> _EXERCISE INSTRUCTIONS_
Return the count of lines that hold the string "Velocity", with no other words.

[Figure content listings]
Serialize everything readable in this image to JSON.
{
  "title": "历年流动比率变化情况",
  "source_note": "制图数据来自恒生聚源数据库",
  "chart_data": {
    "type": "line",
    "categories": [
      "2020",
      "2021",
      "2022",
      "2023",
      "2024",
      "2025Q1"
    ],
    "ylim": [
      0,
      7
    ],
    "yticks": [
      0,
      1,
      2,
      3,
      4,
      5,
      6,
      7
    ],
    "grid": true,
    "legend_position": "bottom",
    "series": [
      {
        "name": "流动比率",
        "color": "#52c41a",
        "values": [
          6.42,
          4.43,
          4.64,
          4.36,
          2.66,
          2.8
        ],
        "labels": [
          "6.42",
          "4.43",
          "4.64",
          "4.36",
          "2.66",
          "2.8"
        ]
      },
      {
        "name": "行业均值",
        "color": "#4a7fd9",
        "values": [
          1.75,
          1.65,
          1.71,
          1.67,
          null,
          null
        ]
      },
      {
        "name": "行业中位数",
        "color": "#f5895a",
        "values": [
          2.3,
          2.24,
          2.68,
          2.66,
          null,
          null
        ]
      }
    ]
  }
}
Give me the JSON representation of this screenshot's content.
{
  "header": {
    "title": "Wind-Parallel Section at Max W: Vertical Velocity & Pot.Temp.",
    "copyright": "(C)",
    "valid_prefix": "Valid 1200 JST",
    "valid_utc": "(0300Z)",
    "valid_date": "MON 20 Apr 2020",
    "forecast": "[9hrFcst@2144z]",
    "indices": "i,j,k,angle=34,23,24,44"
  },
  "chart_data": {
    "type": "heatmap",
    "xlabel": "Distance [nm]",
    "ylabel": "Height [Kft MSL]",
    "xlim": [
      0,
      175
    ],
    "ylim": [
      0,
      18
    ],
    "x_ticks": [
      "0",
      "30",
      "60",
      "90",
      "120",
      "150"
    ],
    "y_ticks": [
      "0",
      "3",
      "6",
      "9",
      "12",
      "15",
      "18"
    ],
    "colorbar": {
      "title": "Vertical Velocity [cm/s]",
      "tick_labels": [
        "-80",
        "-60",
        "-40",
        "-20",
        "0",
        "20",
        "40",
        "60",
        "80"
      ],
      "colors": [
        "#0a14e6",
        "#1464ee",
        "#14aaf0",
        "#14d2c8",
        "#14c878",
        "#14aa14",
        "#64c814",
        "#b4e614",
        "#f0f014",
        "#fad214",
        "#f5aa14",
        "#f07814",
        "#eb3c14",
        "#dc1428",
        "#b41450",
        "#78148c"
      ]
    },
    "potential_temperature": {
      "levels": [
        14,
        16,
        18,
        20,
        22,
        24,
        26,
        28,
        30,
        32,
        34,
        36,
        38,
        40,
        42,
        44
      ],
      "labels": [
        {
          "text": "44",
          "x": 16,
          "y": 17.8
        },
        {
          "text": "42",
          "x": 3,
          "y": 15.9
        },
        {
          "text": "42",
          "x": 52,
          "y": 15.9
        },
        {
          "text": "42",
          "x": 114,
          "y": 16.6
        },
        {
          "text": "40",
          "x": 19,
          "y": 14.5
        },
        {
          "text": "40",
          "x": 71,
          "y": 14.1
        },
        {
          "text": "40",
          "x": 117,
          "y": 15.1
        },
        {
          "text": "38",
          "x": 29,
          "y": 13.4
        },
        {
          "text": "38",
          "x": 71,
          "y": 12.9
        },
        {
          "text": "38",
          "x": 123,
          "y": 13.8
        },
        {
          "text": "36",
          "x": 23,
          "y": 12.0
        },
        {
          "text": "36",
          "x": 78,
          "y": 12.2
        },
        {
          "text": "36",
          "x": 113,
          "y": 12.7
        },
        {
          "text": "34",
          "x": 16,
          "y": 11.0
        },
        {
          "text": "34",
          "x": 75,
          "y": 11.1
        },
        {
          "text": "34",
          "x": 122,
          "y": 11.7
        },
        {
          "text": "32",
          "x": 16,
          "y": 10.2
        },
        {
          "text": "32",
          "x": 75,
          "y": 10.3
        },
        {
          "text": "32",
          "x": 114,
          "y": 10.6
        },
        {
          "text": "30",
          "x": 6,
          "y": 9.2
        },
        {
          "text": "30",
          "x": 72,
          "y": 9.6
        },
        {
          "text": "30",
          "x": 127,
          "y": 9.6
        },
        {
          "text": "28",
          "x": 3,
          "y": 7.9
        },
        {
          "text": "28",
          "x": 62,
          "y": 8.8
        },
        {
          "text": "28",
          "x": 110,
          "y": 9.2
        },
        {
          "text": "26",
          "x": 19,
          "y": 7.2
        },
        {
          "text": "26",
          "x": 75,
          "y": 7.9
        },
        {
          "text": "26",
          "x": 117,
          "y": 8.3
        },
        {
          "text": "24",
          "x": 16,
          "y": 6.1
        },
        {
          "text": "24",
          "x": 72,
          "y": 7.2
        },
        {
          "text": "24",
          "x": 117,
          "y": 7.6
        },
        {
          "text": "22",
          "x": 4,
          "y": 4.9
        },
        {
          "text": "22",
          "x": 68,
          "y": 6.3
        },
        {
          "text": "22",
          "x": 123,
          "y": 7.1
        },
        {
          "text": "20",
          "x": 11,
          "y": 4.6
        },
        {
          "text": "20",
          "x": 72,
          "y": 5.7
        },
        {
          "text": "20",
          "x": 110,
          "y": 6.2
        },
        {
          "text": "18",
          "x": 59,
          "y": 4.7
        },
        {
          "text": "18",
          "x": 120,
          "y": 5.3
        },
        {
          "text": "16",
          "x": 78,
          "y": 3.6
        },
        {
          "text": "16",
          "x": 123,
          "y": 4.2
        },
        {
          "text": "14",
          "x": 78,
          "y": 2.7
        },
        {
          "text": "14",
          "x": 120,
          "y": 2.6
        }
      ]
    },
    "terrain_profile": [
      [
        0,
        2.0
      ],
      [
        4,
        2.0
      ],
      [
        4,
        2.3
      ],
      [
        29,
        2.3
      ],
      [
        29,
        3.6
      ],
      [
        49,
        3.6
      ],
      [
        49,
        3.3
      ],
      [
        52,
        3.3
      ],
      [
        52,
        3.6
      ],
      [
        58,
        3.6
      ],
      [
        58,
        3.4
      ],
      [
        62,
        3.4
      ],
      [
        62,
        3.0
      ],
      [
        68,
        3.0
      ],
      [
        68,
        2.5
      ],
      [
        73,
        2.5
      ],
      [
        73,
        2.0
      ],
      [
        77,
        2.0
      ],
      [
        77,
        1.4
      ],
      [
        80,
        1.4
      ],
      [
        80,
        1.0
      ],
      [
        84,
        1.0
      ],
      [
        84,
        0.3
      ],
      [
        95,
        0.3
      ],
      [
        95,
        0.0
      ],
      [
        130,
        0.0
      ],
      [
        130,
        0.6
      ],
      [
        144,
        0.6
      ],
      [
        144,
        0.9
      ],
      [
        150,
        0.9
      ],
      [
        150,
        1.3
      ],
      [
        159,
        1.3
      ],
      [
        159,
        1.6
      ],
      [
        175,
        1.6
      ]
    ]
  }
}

> _ANSWER TO THIS TASK_
2